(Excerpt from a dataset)
— Start —

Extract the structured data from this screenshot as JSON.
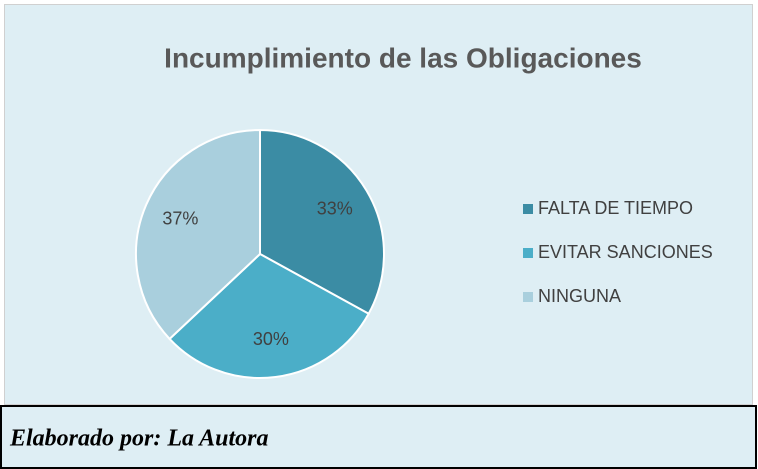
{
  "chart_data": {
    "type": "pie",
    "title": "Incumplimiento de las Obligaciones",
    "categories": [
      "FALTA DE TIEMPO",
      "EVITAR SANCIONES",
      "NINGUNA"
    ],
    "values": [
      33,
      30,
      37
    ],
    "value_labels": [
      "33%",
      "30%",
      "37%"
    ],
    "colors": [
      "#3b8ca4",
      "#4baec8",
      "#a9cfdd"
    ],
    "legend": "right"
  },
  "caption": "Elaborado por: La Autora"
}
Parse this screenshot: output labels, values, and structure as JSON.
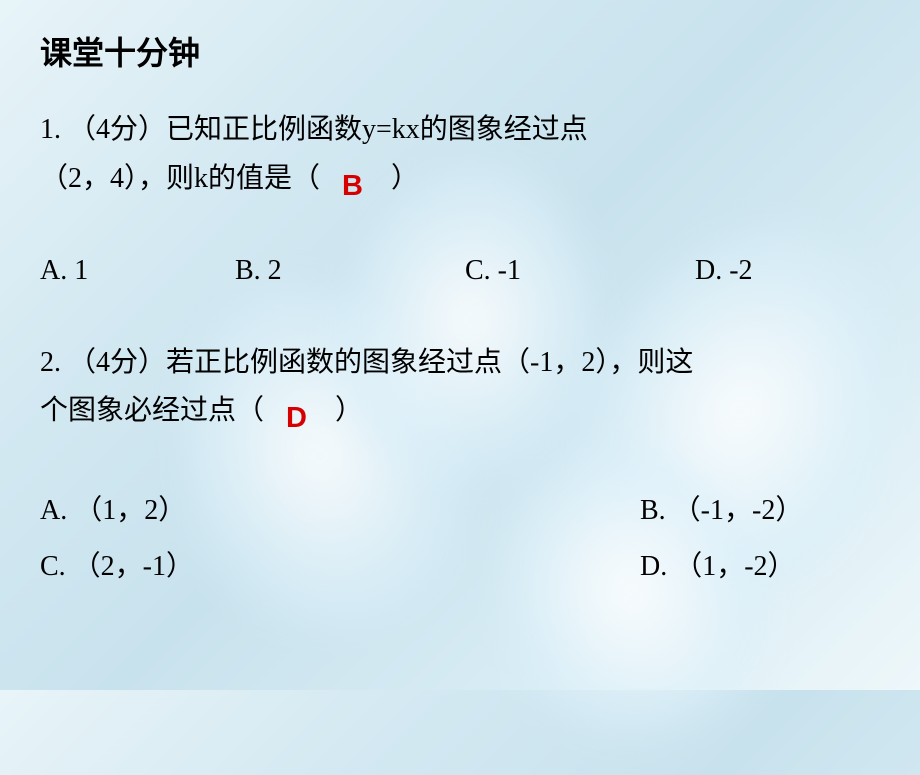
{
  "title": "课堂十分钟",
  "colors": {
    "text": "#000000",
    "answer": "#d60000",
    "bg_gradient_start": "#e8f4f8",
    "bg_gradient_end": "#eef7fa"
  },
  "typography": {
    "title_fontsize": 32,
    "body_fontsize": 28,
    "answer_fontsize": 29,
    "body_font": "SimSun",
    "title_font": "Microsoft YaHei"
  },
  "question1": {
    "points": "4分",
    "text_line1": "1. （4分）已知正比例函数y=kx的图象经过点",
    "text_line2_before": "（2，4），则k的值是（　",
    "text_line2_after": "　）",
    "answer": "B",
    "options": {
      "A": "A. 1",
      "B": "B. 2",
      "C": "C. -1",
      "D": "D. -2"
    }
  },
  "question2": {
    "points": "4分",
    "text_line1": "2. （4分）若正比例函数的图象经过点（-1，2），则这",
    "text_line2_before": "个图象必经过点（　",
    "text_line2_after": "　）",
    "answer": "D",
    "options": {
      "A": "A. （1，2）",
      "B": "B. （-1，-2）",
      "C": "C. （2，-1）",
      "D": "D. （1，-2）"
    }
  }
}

— End —

Without including the pictures, return each record above exactly as it stands.

COMPLETE ANSWER:
Extract the structured data from this screenshot as JSON.
{
  "chart_data": {
    "type": "pie",
    "title": "Incumplimiento de las Obligaciones",
    "categories": [
      "FALTA DE TIEMPO",
      "EVITAR SANCIONES",
      "NINGUNA"
    ],
    "values": [
      33,
      30,
      37
    ],
    "value_labels": [
      "33%",
      "30%",
      "37%"
    ],
    "colors": [
      "#3b8ca4",
      "#4baec8",
      "#a9cfdd"
    ],
    "legend": "right"
  },
  "caption": "Elaborado por: La Autora"
}
Parse this screenshot: output labels, values, and structure as JSON.
{
  "title": "课堂十分钟",
  "colors": {
    "text": "#000000",
    "answer": "#d60000",
    "bg_gradient_start": "#e8f4f8",
    "bg_gradient_end": "#eef7fa"
  },
  "typography": {
    "title_fontsize": 32,
    "body_fontsize": 28,
    "answer_fontsize": 29,
    "body_font": "SimSun",
    "title_font": "Microsoft YaHei"
  },
  "question1": {
    "points": "4分",
    "text_line1": "1. （4分）已知正比例函数y=kx的图象经过点",
    "text_line2_before": "（2，4），则k的值是（　",
    "text_line2_after": "　）",
    "answer": "B",
    "options": {
      "A": "A. 1",
      "B": "B. 2",
      "C": "C. -1",
      "D": "D. -2"
    }
  },
  "question2": {
    "points": "4分",
    "text_line1": "2. （4分）若正比例函数的图象经过点（-1，2），则这",
    "text_line2_before": "个图象必经过点（　",
    "text_line2_after": "　）",
    "answer": "D",
    "options": {
      "A": "A. （1，2）",
      "B": "B. （-1，-2）",
      "C": "C. （2，-1）",
      "D": "D. （1，-2）"
    }
  }
}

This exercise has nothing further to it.